* Text provided:
::::

Soon lots of videos were being used to shame people online. Many of these people suffer death threats, lose their job and need to move house, or leave the country. The contestation of Trans Rights has shown the women and feminists are not immune to their own methods of shaming and harassment. The consequence can be severe. Professors such as the philosopher Kathleen Stock have been forced out of her position because of her views. While students can be thrown out of university for something they said as a teenager. It is not surprising that younger generations are drinking less. However, if you are doing the shaming, you gain a lot of popularity online. You can prove beyond doubt that you, at least, are not a racist or a sexist. This is a big deal for younger people today, they want to be on the right side- they need to be on the right side.
Everything took a more sinister turn when social media platforms started to offer people complete anonymity online. Some platforms refuse as a policy to share any information with nation states or private corporations. These platforms are ideal for terrorists, paedophiles, drug dealers, and political activists to organise themselves online. Telegram is also being used now by Ukrainian soldiers because Russia cannot access the group chats. Extinction Rebellion use it to organise illegal protests in the UK. The problem is that when people are anonymous, their actions are totally unaccountable. Even the group members cannot hold the group leaders to account. Still the group members are willing to follow the instructions of the group administrators.
Soon, small groups of activists decide not to wait for wrongs to be caught on camera. Rather than wait for that unlikely event, they harass and abuse the target to provoke a reaction. A mobile phone or voice recorder is always on the ready. The reactions can be posted online as the reason why the group started the abuse in the first place, when in reality it is the effect of years of abuse. This tactic may have begun haphazard at first, with people provoking any sort of violent outbursts, but it soon became guided by research and perfected in practice. Research in social psychology reveals how certain groups suffer in particular ways in society, this research can be weaponized to turn the table against the dominant group in society- heterosexual white men who are generally thought responsible for the harm done to others. The research in feminism that reveals the different types of abuse women suffer at the hands of men can also double as a repertoire of abuses to turn against men.
The research shows how people tend to respond to certain disadvantages or abuses. Activists try to replicate the results and inflict correlating harms and abuses. Scripted scenes are designed to provoke a particular reaction from the victim. The recordings are posted on a group chat to frame the man for something he had never done before the months of abuse. Indeed, the responses are taken out of context and distorted to a preconceived plan. Different scripted scenes aim to an illicit a response that will be used outrage different groups in society. People get involved in Berlin because they are told the British man hates German women. Black people get involved because they are told the man hates black people. Indian people get involved because they are told he hates them to. Women get involved because he is a misogynist. Married men get involved because he has a wandering hand. People without a university degree get involved because he looks down on such uneducated people.
The group tells different lies to different people to enrol them in the harassment and abuse. Everyone on the group chat sees the prejudices and hatreds the victim is said to harbour, and their hatred grows more ennobling as the victim appears more hateful. Many of the abuses are dehumanizing and the victim also arouses more and more disgust in the group. A small number of people go to extremes without telling anyone beyond the core group what they do to the victim. The group chat, with thousands of members, are only shown the results of abuse without necessarily knowing the extent of the abuse.

::::

* Written problem 1:
Can you write out every line of the dataset records below, without changing anything?

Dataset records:

::::

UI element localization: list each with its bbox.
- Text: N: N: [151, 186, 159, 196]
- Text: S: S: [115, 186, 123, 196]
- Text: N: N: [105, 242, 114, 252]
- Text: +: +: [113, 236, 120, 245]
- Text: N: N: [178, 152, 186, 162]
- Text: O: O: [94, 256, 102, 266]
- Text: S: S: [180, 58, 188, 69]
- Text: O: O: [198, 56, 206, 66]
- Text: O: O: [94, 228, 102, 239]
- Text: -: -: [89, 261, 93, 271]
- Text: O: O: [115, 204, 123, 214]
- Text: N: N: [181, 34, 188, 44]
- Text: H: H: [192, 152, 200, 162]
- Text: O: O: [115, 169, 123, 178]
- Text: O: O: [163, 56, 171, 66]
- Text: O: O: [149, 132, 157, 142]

::::

* Written problem 2:
Can you give the part of the text on online shaming, starting with "Soon lots of" and going on through "the right side.", with "online" replaced by "on the internet"?

* Exercise solution 1:
UI element localization: list each with its bbox.
- Text: N: N: [151, 186, 159, 196]
- Text: S: S: [115, 186, 123, 196]
- Text: N: N: [105, 242, 114, 252]
- Text: +: +: [113, 236, 120, 245]
- Text: N: N: [178, 152, 186, 162]
- Text: O: O: [94, 256, 102, 266]
- Text: S: S: [180, 58, 188, 69]
- Text: O: O: [198, 56, 206, 66]
- Text: O: O: [94, 228, 102, 239]
- Text: -: -: [89, 261, 93, 271]
- Text: O: O: [115, 204, 123, 214]
- Text: N: N: [181, 34, 188, 44]
- Text: H: H: [192, 152, 200, 162]
- Text: O: O: [115, 169, 123, 178]
- Text: O: O: [163, 56, 171, 66]
- Text: O: O: [149, 132, 157, 142]

* Exercise solution 2:
Soon lots of videos were being used to shame people on the internet. Many of these people suffer death threats, lose their job and need to move house, or leave the country. The contestation of Trans Rights has shown the women and feminists are not immune to their own methods of shaming and harassment. The consequence can be severe. Professors such as the philosopher Kathleen Stock have been forced out of her position because of her views. While students can be thrown out of university for something they said as a teenager. It is not surprising that younger generations are drinking less. However, if you are doing the shaming, you gain a lot of popularity on the internet. You can prove beyond doubt that you, at least, are not a racist or a sexist. This is a big deal for younger people today, they want to be on the right side- they need to be on the right side.